* **To be done**: Gather every line of the entries that includes the word "share".

* **Data to process**:

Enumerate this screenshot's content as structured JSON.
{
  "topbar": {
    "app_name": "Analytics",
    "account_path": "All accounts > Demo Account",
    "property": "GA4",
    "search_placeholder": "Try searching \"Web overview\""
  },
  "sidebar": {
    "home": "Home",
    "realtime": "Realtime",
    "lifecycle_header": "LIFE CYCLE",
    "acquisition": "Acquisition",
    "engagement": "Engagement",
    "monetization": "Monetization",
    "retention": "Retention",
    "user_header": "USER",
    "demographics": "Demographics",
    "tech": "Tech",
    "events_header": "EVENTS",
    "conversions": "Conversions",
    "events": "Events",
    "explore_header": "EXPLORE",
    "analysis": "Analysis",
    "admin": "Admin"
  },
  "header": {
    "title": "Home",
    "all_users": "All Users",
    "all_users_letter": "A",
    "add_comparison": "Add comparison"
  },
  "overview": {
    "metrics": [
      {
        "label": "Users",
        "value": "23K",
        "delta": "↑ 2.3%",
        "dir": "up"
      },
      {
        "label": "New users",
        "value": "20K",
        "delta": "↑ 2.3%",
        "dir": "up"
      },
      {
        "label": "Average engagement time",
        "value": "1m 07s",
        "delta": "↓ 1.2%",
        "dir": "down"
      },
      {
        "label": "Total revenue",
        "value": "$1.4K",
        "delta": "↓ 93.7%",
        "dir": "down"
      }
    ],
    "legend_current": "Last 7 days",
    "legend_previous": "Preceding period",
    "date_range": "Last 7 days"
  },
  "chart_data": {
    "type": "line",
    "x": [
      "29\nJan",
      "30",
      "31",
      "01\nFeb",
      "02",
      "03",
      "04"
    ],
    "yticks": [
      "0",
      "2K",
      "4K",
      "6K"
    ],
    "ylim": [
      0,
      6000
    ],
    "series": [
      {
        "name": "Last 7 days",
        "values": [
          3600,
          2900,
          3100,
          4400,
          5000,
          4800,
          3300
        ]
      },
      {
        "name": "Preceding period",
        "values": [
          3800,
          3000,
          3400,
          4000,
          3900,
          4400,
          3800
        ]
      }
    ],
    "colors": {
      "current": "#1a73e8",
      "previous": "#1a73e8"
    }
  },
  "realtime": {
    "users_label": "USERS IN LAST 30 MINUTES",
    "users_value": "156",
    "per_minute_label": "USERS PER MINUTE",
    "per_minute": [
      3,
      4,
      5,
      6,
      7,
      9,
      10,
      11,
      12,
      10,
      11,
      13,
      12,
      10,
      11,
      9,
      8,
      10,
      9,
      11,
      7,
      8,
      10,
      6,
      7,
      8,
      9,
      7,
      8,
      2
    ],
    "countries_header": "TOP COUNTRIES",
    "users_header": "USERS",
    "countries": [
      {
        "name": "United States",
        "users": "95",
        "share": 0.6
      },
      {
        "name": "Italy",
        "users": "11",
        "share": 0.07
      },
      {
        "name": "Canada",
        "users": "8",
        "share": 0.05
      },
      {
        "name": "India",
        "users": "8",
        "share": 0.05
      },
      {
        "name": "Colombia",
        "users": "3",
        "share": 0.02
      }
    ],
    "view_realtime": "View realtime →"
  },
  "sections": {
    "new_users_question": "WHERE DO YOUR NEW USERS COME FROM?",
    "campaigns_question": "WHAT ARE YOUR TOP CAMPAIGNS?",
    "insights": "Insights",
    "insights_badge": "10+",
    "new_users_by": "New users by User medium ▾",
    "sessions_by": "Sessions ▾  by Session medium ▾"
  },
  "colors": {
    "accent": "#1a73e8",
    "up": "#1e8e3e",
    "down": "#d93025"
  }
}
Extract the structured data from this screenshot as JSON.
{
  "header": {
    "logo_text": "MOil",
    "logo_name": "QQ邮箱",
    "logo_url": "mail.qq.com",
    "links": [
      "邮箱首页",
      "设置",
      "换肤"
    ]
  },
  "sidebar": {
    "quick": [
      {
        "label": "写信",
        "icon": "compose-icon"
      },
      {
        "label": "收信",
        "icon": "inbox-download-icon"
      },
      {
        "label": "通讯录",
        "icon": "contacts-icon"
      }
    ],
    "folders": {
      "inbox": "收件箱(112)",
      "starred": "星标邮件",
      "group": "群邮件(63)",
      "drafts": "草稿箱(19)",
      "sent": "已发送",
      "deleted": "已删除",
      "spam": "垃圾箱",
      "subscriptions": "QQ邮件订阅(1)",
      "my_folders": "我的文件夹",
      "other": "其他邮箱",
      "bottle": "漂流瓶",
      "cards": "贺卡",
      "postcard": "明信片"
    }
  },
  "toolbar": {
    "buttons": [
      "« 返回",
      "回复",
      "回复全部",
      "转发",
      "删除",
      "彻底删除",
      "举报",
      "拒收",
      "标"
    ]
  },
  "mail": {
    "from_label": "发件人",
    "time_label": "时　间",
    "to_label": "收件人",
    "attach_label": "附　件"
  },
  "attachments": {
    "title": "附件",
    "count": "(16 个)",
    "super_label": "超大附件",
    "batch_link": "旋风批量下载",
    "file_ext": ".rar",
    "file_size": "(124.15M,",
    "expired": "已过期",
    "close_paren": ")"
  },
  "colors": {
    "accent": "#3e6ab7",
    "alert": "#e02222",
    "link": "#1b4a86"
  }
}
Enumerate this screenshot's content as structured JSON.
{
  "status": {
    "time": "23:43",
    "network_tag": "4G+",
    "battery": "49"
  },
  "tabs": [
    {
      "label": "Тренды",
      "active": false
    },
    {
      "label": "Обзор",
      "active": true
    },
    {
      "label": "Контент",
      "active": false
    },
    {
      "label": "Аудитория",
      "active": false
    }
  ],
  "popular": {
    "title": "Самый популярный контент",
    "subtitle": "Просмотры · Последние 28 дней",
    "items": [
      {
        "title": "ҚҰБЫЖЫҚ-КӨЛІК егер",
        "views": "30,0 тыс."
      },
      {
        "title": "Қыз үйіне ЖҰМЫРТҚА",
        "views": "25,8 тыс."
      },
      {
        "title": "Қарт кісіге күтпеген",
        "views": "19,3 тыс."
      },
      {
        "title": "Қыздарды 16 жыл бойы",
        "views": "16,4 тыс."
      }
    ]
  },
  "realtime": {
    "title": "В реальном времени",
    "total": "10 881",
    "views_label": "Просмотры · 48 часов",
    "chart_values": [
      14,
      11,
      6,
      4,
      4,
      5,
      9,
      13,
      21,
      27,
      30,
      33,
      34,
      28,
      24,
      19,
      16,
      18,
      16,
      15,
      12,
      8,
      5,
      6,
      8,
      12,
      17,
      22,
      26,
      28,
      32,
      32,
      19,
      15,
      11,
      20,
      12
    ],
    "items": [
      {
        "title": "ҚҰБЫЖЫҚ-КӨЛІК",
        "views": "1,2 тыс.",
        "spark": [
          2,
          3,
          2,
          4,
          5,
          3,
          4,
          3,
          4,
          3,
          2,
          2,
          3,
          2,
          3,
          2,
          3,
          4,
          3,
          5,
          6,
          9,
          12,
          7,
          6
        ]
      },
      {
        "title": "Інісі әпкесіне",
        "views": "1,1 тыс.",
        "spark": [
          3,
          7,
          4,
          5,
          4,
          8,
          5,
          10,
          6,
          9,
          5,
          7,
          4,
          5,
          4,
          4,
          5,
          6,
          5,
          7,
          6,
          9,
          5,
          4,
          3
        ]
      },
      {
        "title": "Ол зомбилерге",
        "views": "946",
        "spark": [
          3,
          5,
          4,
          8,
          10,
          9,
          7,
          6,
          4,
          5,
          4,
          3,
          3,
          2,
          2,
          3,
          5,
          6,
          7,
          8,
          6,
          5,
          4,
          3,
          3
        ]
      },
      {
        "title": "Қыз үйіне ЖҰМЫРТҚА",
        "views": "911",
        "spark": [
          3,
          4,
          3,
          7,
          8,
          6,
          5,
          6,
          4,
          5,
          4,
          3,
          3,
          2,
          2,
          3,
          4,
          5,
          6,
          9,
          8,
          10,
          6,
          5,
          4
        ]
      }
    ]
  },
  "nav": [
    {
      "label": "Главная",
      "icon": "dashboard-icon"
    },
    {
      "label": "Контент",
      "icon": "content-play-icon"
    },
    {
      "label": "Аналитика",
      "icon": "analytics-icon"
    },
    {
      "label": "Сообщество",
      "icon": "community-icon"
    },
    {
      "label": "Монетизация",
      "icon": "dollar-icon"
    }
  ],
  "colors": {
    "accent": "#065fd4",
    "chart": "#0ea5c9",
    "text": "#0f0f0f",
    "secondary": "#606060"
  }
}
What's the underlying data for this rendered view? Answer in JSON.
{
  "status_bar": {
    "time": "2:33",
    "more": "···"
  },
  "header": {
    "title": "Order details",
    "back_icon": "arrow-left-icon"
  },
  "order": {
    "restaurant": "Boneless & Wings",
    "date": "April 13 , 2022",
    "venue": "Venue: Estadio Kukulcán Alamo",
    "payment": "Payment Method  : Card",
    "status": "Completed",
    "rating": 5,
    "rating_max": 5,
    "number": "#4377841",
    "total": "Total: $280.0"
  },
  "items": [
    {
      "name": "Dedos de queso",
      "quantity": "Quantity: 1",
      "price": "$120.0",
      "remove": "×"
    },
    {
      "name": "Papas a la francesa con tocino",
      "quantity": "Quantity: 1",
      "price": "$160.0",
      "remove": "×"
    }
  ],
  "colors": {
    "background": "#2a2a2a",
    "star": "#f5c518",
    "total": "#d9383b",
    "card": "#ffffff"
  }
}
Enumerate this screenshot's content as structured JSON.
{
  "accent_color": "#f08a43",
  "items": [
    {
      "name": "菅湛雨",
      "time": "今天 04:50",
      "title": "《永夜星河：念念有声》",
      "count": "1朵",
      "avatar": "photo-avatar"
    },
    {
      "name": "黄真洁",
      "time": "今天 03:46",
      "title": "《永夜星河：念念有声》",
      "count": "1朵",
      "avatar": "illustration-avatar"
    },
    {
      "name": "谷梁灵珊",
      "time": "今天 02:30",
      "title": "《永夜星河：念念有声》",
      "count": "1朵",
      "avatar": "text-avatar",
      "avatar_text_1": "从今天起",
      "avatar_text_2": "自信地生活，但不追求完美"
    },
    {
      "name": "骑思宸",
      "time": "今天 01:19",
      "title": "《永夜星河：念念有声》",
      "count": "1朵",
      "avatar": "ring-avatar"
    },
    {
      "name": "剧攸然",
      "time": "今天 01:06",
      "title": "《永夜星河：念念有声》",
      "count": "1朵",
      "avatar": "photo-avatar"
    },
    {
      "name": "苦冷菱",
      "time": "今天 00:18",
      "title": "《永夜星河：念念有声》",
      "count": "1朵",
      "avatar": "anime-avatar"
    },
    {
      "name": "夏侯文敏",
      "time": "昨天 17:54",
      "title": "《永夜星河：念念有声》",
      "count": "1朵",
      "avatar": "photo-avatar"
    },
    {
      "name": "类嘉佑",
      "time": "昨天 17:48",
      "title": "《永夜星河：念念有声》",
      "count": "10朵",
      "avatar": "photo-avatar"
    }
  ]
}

* **Solved problem**:
        "share": 0.6
        "share": 0.07
        "share": 0.05
        "share": 0.05
        "share": 0.02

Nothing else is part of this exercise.